GOAL — Find how many lines of the listing below include the word "month", then report the number by itself.

RAW RECORDS —
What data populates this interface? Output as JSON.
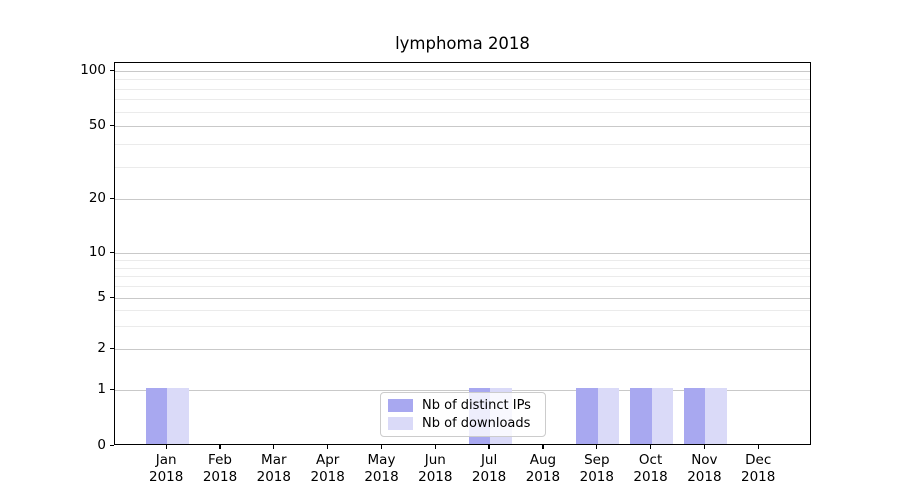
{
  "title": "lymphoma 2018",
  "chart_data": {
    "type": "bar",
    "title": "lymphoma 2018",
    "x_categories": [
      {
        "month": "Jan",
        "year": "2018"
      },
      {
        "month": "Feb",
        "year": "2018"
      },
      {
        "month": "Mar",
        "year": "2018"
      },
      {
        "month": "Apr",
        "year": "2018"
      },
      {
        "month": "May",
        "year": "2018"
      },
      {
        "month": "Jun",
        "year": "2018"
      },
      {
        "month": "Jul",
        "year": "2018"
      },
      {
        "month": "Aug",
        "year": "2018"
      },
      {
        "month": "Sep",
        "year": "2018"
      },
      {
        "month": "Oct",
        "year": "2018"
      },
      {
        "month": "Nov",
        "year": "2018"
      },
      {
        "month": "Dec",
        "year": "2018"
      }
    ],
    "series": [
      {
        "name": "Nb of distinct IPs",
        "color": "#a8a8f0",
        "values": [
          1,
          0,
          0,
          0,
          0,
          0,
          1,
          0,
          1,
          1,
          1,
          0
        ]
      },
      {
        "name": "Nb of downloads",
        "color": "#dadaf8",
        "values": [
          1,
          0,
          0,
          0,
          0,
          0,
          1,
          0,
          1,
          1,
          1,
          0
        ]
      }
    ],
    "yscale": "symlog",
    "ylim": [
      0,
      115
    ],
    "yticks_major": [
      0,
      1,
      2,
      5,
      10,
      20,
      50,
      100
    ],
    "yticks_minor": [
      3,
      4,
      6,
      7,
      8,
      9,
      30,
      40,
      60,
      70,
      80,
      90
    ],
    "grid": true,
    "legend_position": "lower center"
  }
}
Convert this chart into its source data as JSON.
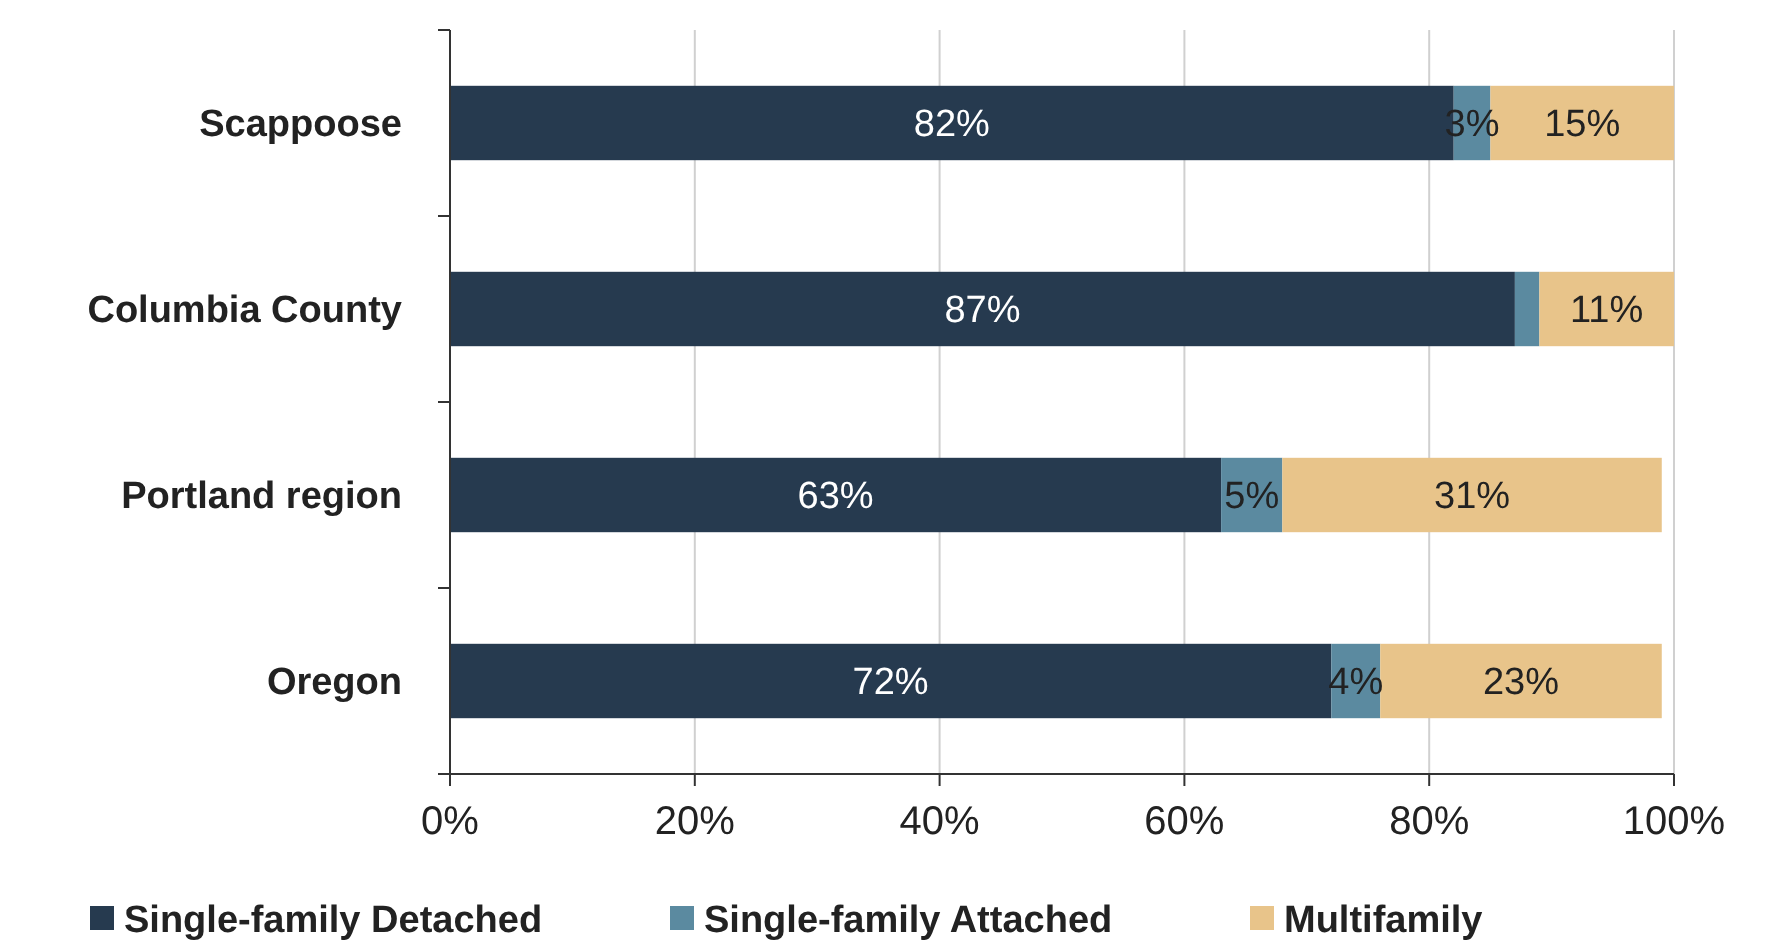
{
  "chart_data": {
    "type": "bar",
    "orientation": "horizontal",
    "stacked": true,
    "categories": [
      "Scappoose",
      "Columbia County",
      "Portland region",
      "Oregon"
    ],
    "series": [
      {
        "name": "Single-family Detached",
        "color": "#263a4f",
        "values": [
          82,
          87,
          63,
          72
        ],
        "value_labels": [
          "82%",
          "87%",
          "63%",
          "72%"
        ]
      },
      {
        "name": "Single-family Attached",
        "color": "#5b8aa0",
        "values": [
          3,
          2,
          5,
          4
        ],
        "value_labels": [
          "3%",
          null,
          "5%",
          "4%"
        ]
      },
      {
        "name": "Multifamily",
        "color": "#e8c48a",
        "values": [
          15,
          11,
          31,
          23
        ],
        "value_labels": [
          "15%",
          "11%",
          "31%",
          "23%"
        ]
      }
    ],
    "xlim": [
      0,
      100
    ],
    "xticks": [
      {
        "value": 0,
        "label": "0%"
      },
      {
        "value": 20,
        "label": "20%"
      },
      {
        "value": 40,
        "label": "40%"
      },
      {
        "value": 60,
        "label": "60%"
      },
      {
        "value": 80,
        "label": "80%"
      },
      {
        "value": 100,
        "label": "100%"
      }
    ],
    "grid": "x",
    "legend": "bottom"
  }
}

---

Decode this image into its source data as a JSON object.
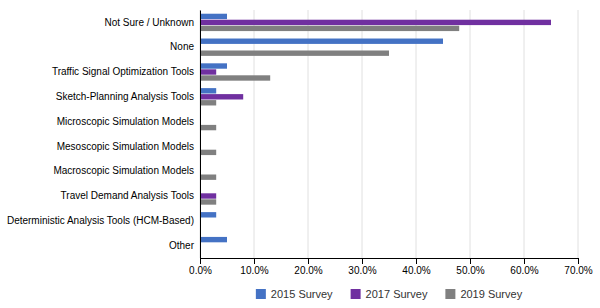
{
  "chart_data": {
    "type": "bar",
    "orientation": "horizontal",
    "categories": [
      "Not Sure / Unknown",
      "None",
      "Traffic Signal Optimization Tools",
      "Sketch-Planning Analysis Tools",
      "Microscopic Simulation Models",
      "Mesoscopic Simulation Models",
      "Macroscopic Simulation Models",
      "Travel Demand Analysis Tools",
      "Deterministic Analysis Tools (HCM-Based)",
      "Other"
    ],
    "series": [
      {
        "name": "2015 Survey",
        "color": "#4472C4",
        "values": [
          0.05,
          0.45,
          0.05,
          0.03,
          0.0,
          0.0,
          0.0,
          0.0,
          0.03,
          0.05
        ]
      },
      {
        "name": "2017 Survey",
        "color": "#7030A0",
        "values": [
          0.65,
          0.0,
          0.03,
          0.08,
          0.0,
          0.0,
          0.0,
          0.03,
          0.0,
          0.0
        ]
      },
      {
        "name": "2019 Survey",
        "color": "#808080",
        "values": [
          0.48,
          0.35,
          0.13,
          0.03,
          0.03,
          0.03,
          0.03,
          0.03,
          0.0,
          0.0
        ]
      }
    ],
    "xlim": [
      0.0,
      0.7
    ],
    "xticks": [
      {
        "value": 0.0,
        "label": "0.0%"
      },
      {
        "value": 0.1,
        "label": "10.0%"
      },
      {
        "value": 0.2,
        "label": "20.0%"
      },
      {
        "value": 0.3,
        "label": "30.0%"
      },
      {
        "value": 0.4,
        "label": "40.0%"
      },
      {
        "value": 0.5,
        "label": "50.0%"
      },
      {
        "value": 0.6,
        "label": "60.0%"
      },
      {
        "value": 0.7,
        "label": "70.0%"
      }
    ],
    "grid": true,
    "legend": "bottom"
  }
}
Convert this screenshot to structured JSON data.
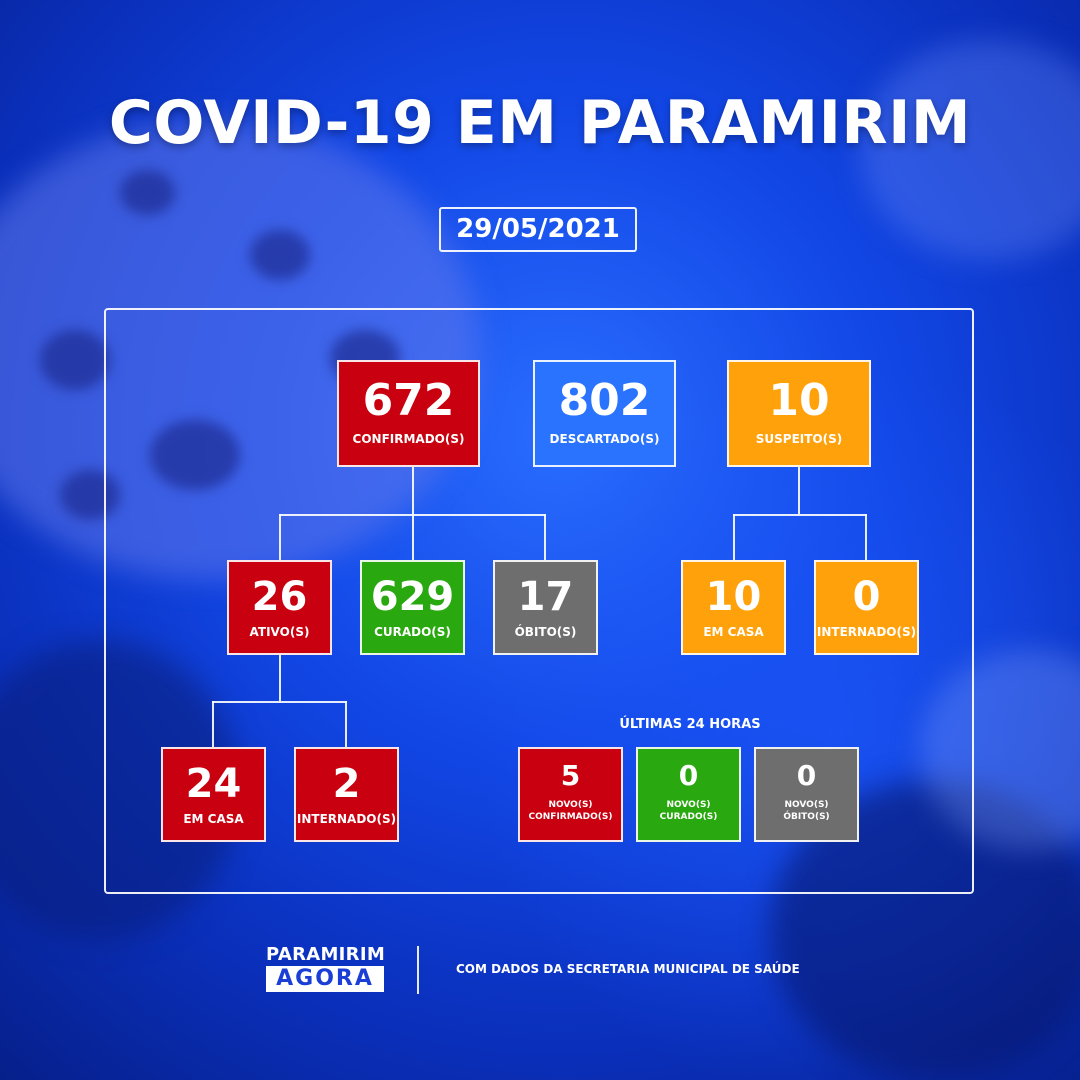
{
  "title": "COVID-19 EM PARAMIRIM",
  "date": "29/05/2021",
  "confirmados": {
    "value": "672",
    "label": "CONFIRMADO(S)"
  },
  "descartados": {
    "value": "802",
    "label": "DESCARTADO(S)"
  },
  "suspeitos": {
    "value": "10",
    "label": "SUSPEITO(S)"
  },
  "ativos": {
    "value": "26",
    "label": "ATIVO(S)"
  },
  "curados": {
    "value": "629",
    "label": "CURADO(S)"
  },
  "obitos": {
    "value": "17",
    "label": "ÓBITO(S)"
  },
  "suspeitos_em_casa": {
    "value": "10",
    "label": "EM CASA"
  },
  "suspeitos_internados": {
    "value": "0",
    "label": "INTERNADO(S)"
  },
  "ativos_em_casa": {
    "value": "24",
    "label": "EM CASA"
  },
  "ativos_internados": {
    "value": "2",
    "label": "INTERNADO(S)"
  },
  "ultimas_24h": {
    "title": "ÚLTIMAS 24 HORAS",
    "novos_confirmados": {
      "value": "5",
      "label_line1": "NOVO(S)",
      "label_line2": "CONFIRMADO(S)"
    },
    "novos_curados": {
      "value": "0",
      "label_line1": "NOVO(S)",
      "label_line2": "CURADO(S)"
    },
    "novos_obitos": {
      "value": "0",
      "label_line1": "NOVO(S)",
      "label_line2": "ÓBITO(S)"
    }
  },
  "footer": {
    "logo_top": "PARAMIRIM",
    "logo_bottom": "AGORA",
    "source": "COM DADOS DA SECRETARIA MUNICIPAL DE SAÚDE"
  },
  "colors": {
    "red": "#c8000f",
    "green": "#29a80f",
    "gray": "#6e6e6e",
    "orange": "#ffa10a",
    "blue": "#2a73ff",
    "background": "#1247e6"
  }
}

EXERCISE OUTPUT — 12